**Written problem:**
Find every line in the records below that holds the word "Коллегии", and copy it out.

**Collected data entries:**
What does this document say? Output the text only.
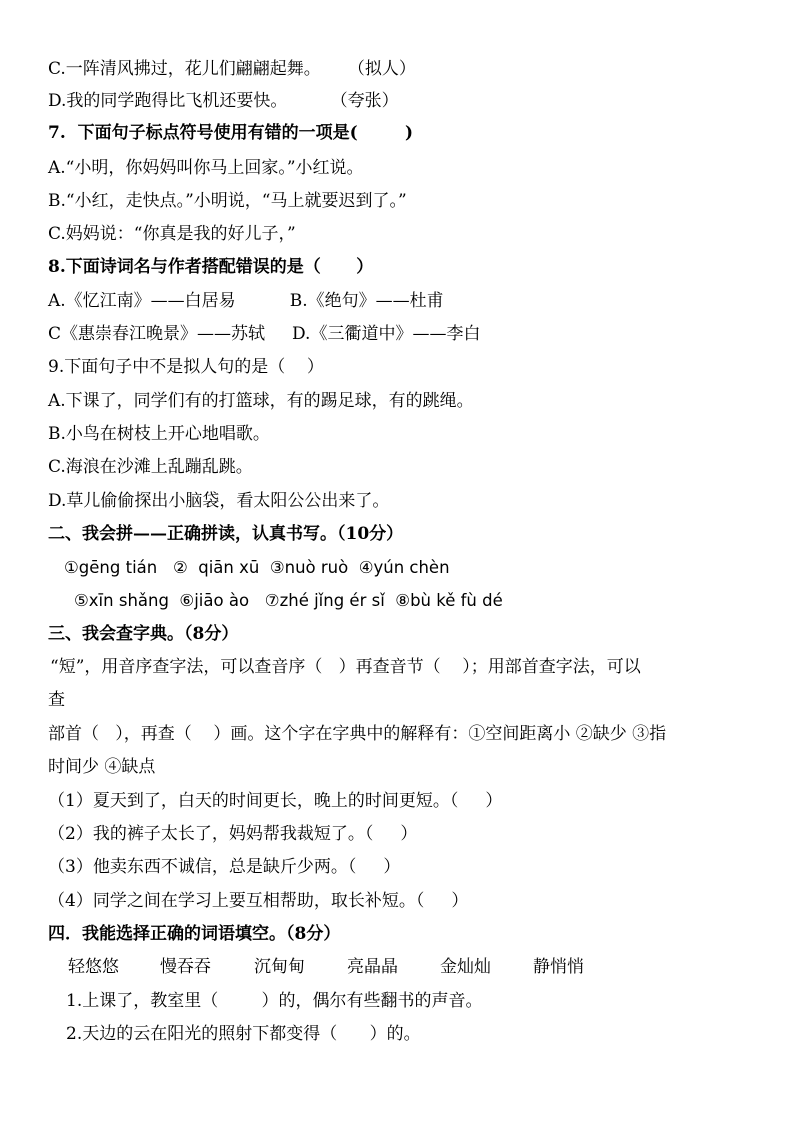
C.一阵清风拂过，花儿们翩翩起舞。     （拟人）
D.我的同学跑得比飞机还要快。        （夸张）
7.  下面句子标点符号使用有错的一项是(        )
A.“小明，你妈妈叫你马上回家。”小红说。
B.“小红，走快点。”小明说，“马上就要迟到了。”
C.妈妈说：“你真是我的好儿子，”
8.下面诗词名与作者搭配错误的是（      ）
A.《忆江南》——白居易          B.《绝句》——杜甫
C《惠崇春江晚景》——苏轼     D.《三衢道中》——李白
9.下面句子中不是拟人句的是（    ）
A.下课了，同学们有的打篮球，有的踢足球，有的跳绳。
B.小鸟在树枝上开心地唱歌。
C.海浪在沙滩上乱蹦乱跳。
D.草儿偷偷探出小脑袋，看太阳公公出来了。
二、我会拼——正确拼读，认真书写。（10分）
①gēng tián   ②  qiān xū  ③nuò ruò  ④yún chèn
⑤xīn shǎng  ⑥jiāo ào   ⑦zhé jǐng ér sǐ  ⑧bù kě fù dé
三、我会查字典。（8分）
“短”，用音序查字法，可以查音序（   ）再查音节（    ）；用部首查字法，可以
查
部首（   ），再查（    ）画。这个字在字典中的解释有：①空间距离小 ②缺少 ③指
时间少 ④缺点
（1）夏天到了，白天的时间更长，晚上的时间更短。（     ）
（2）我的裤子太长了，妈妈帮我裁短了。（     ）
（3）他卖东西不诚信，总是缺斤少两。（     ）
（4）同学之间在学习上要互相帮助，取长补短。（     ）
四．我能选择正确的词语填空。（8分）
轻悠悠 慢吞吞	沉甸甸 亮晶晶 金灿灿 静悄悄
1.上课了，教室里（        ）的，偶尔有些翻书的声音。
2.天边的云在阳光的照射下都变得（      ）的。
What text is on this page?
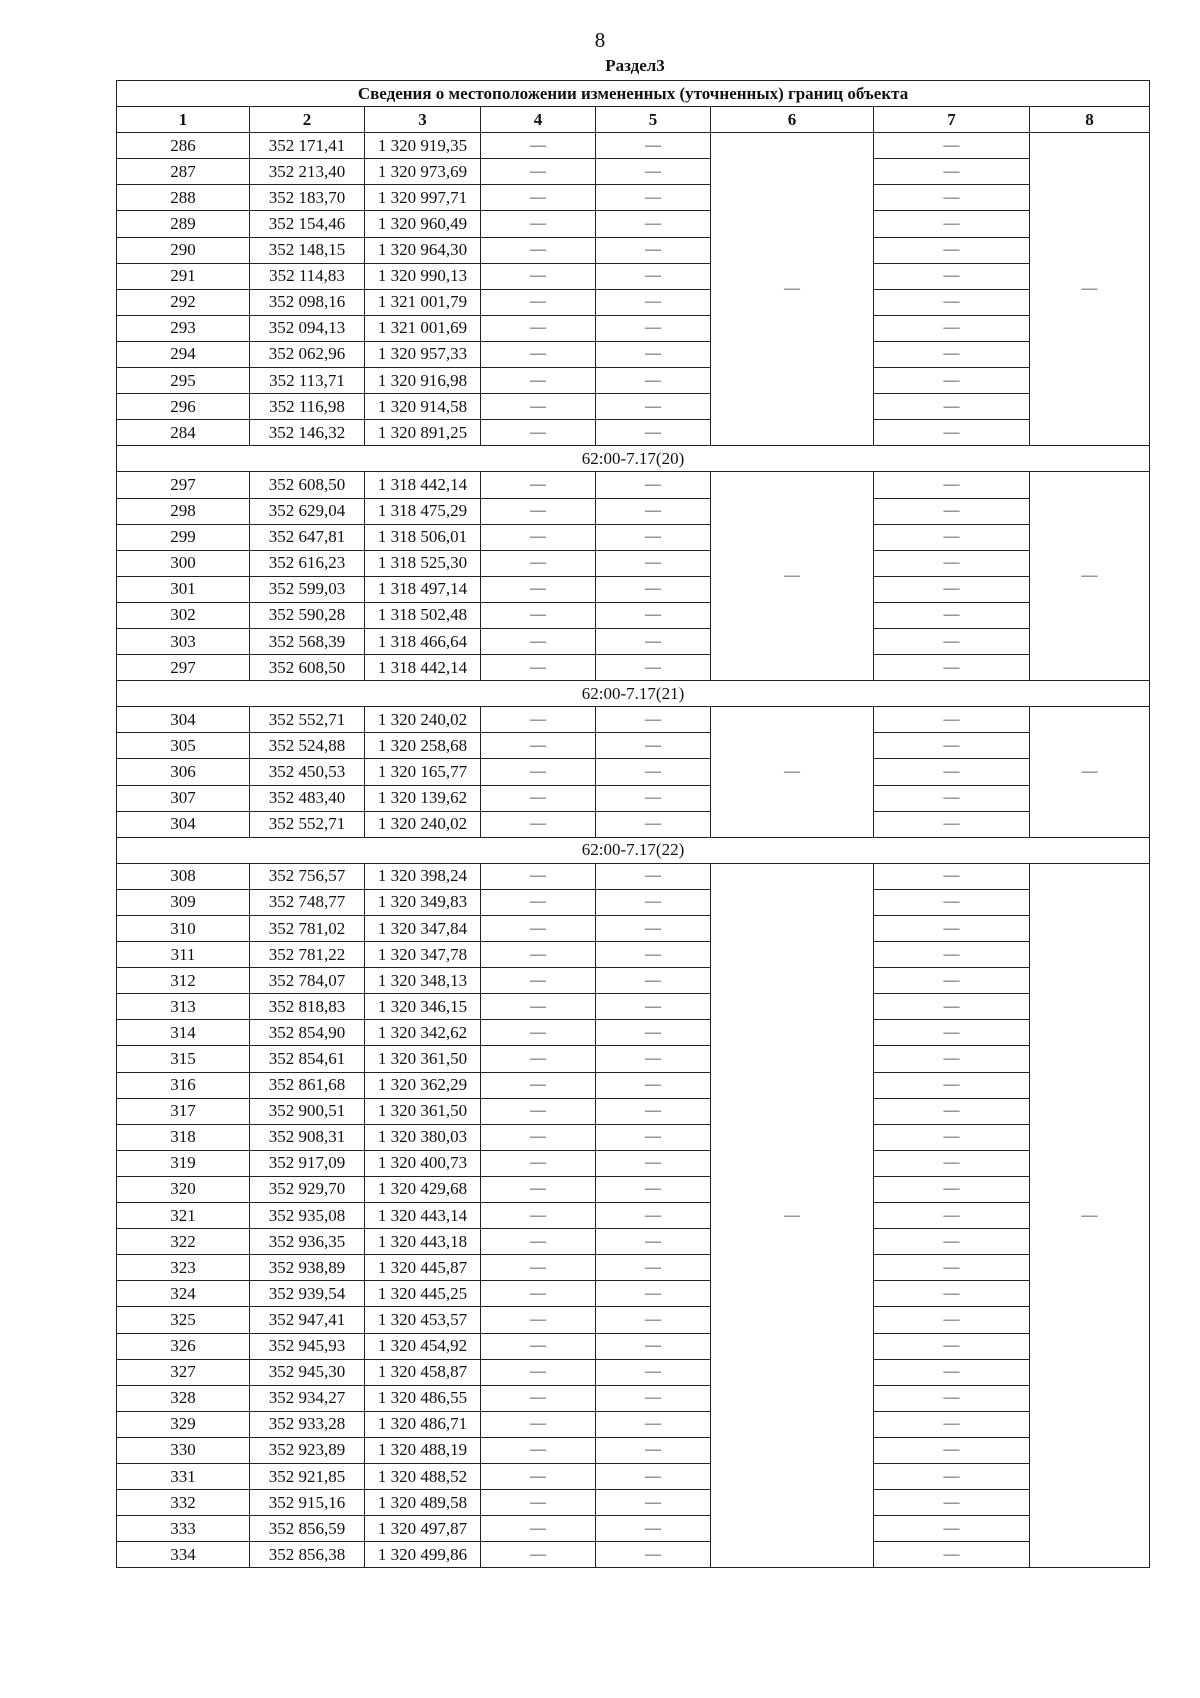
8
Раздел3
Сведения о местоположении измененных (уточненных) границ объекта							
1	2	3	4	5	6	7	8
286	352 171,41	1 320 919,35	—	—	—	—	—
287	352 213,40	1 320 973,69	—	—		—	
288	352 183,70	1 320 997,71	—	—		—	
289	352 154,46	1 320 960,49	—	—		—	
290	352 148,15	1 320 964,30	—	—		—	
291	352 114,83	1 320 990,13	—	—		—	
292	352 098,16	1 321 001,79	—	—		—	
293	352 094,13	1 321 001,69	—	—		—	
294	352 062,96	1 320 957,33	—	—		—	
295	352 113,71	1 320 916,98	—	—		—	
296	352 116,98	1 320 914,58	—	—		—	
284	352 146,32	1 320 891,25	—	—		—	
62:00-7.17(20)							
297	352 608,50	1 318 442,14	—	—	—	—	—
298	352 629,04	1 318 475,29	—	—		—	
299	352 647,81	1 318 506,01	—	—		—	
300	352 616,23	1 318 525,30	—	—		—	
301	352 599,03	1 318 497,14	—	—		—	
302	352 590,28	1 318 502,48	—	—		—	
303	352 568,39	1 318 466,64	—	—		—	
297	352 608,50	1 318 442,14	—	—		—	
62:00-7.17(21)							
304	352 552,71	1 320 240,02	—	—	—	—	—
305	352 524,88	1 320 258,68	—	—		—	
306	352 450,53	1 320 165,77	—	—		—	
307	352 483,40	1 320 139,62	—	—		—	
304	352 552,71	1 320 240,02	—	—		—	
62:00-7.17(22)							
308	352 756,57	1 320 398,24	—	—	—	—	—
309	352 748,77	1 320 349,83	—	—		—	
310	352 781,02	1 320 347,84	—	—		—	
311	352 781,22	1 320 347,78	—	—		—	
312	352 784,07	1 320 348,13	—	—		—	
313	352 818,83	1 320 346,15	—	—		—	
314	352 854,90	1 320 342,62	—	—		—	
315	352 854,61	1 320 361,50	—	—		—	
316	352 861,68	1 320 362,29	—	—		—	
317	352 900,51	1 320 361,50	—	—		—	
318	352 908,31	1 320 380,03	—	—		—	
319	352 917,09	1 320 400,73	—	—		—	
320	352 929,70	1 320 429,68	—	—		—	
321	352 935,08	1 320 443,14	—	—		—	
322	352 936,35	1 320 443,18	—	—		—	
323	352 938,89	1 320 445,87	—	—		—	
324	352 939,54	1 320 445,25	—	—		—	
325	352 947,41	1 320 453,57	—	—		—	
326	352 945,93	1 320 454,92	—	—		—	
327	352 945,30	1 320 458,87	—	—		—	
328	352 934,27	1 320 486,55	—	—		—	
329	352 933,28	1 320 486,71	—	—		—	
330	352 923,89	1 320 488,19	—	—		—	
331	352 921,85	1 320 488,52	—	—		—	
332	352 915,16	1 320 489,58	—	—		—	
333	352 856,59	1 320 497,87	—	—		—	
334	352 856,38	1 320 499,86	—	—		—	
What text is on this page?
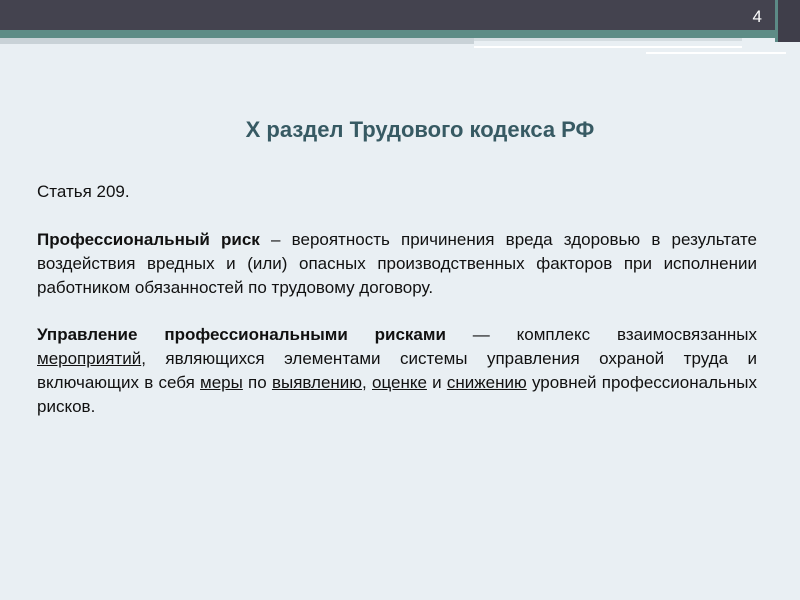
4
Х раздел Трудового кодекса РФ
Статья 209.
Профессиональный риск – вероятность причинения вреда здоровью в результате воздействия вредных и (или) опасных производственных факторов при исполнении работником обязанностей по трудовому договору.
Управление профессиональными рисками — комплекс взаимосвязанных мероприятий, являющихся элементами системы управления охраной труда и включающих в себя меры по выявлению, оценке и снижению уровней профессиональных рисков.
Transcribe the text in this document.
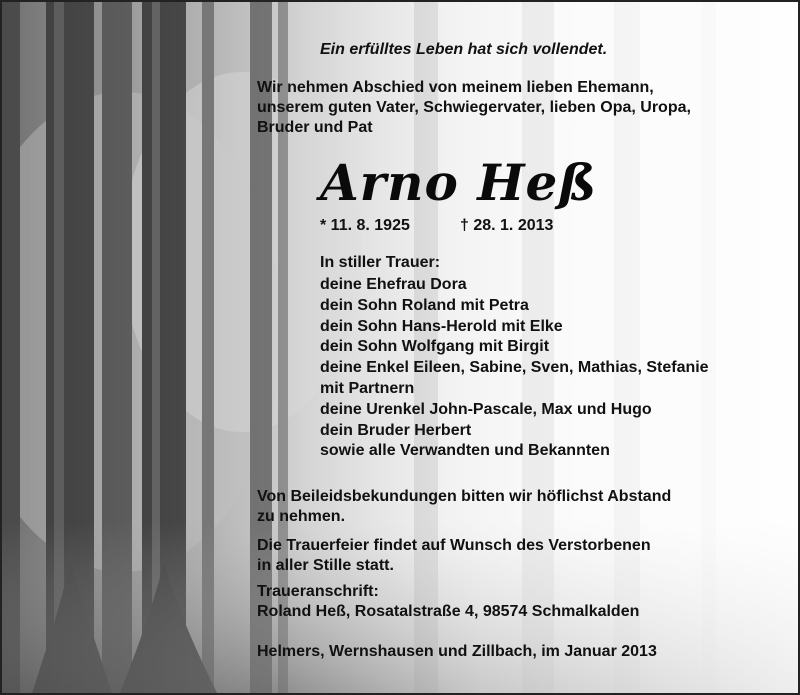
Ein erfülltes Leben hat sich vollendet.

Wir nehmen Abschied von meinem lieben Ehemann,
unserem guten Vater, Schwiegervater, lieben Opa, Uropa,
Bruder und Pat
Arno Heß

* 11. 8. 1925	† 28. 1. 2013

In stiller Trauer:

deine Ehefrau Dora
dein Sohn Roland mit Petra
dein Sohn Hans-Herold mit Elke
dein Sohn Wolfgang mit Birgit
deine Enkel Eileen, Sabine, Sven, Mathias, Stefanie
mit Partnern
deine Urenkel John-Pascale, Max und Hugo
dein Bruder Herbert
sowie alle Verwandten und Bekannten
Von Beileidsbekundungen bitten wir höflichst Abstand
zu nehmen.
Die Trauerfeier findet auf Wunsch des Verstorbenen
in aller Stille statt.

Traueranschrift:

Roland Heß, Rosatalstraße 4, 98574 Schmalkalden

Helmers, Wernshausen und Zillbach, im Januar 2013
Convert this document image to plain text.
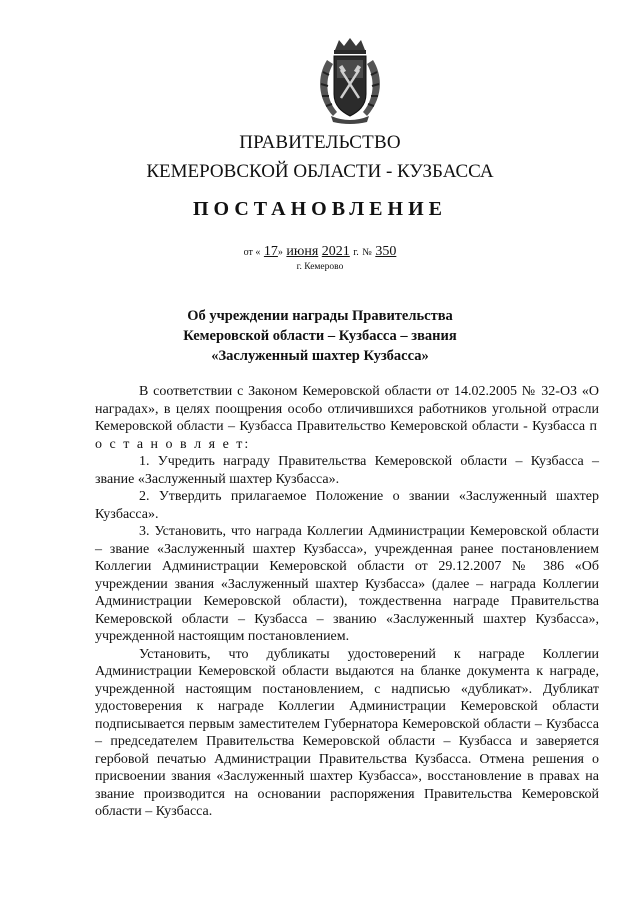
ПРАВИТЕЛЬСТВО
КЕМЕРОВСКОЙ ОБЛАСТИ - КУЗБАССА
ПОСТАНОВЛЕНИЕ
от « 17» июня 2021 г. № 350
г. Кемерово
Об учреждении награды Правительства
Кемеровской области – Кузбасса – звания
«Заслуженный шахтер Кузбасса»

В соответствии с Законом Кемеровской области от 14.02.2005 № 32-ОЗ «О наградах», в целях поощрения особо отличившихся работников угольной отрасли Кемеровской области – Кузбасса Правительство Кемеровской области - Кузбасса п о с т а н о в л я е т:

1. Учредить награду Правительства Кемеровской области – Кузбасса – звание «Заслуженный шахтер Кузбасса».

2. Утвердить прилагаемое Положение о звании «Заслуженный шахтер Кузбасса».

3. Установить, что награда Коллегии Администрации Кемеровской области – звание «Заслуженный шахтер Кузбасса», учрежденная ранее постановлением Коллегии Администрации Кемеровской области от 29.12.2007 № 386 «Об учреждении звания «Заслуженный шахтер Кузбасса» (далее – награда Коллегии Администрации Кемеровской области), тождественна награде Правительства Кемеровской области – Кузбасса – званию «Заслуженный шахтер Кузбасса», учрежденной настоящим постановлением.

Установить, что дубликаты удостоверений к награде Коллегии Администрации Кемеровской области выдаются на бланке документа к награде, учрежденной настоящим постановлением, с надписью «дубликат». Дубликат удостоверения к награде Коллегии Администрации Кемеровской области подписывается первым заместителем Губернатора Кемеровской области – Кузбасса – председателем Правительства Кемеровской области – Кузбасса и заверяется гербовой печатью Администрации Правительства Кузбасса. Отмена решения о присвоении звания «Заслуженный шахтер Кузбасса», восстановление в правах на звание производится на основании распоряжения Правительства Кемеровской области – Кузбасса.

**In response:**
3. Установить, что награда Коллегии Администрации Кемеровской области – звание «Заслуженный шахтер Кузбасса», учрежденная ранее постановлением Коллегии Администрации Кемеровской области от 29.12.2007 № 386 «Об учреждении звания «Заслуженный шахтер Кузбасса» (далее – награда Коллегии Администрации Кемеровской области), тождественна награде Правительства Кемеровской области – Кузбасса – званию «Заслуженный шахтер Кузбасса», учрежденной настоящим постановлением.
Установить, что дубликаты удостоверений к награде Коллегии Администрации Кемеровской области выдаются на бланке документа к награде, учрежденной настоящим постановлением, с надписью «дубликат». Дубликат удостоверения к награде Коллегии Администрации Кемеровской области подписывается первым заместителем Губернатора Кемеровской области – Кузбасса – председателем Правительства Кемеровской области – Кузбасса и заверяется гербовой печатью Администрации Правительства Кузбасса. Отмена решения о присвоении звания «Заслуженный шахтер Кузбасса», восстановление в правах на звание производится на основании распоряжения Правительства Кемеровской области – Кузбасса.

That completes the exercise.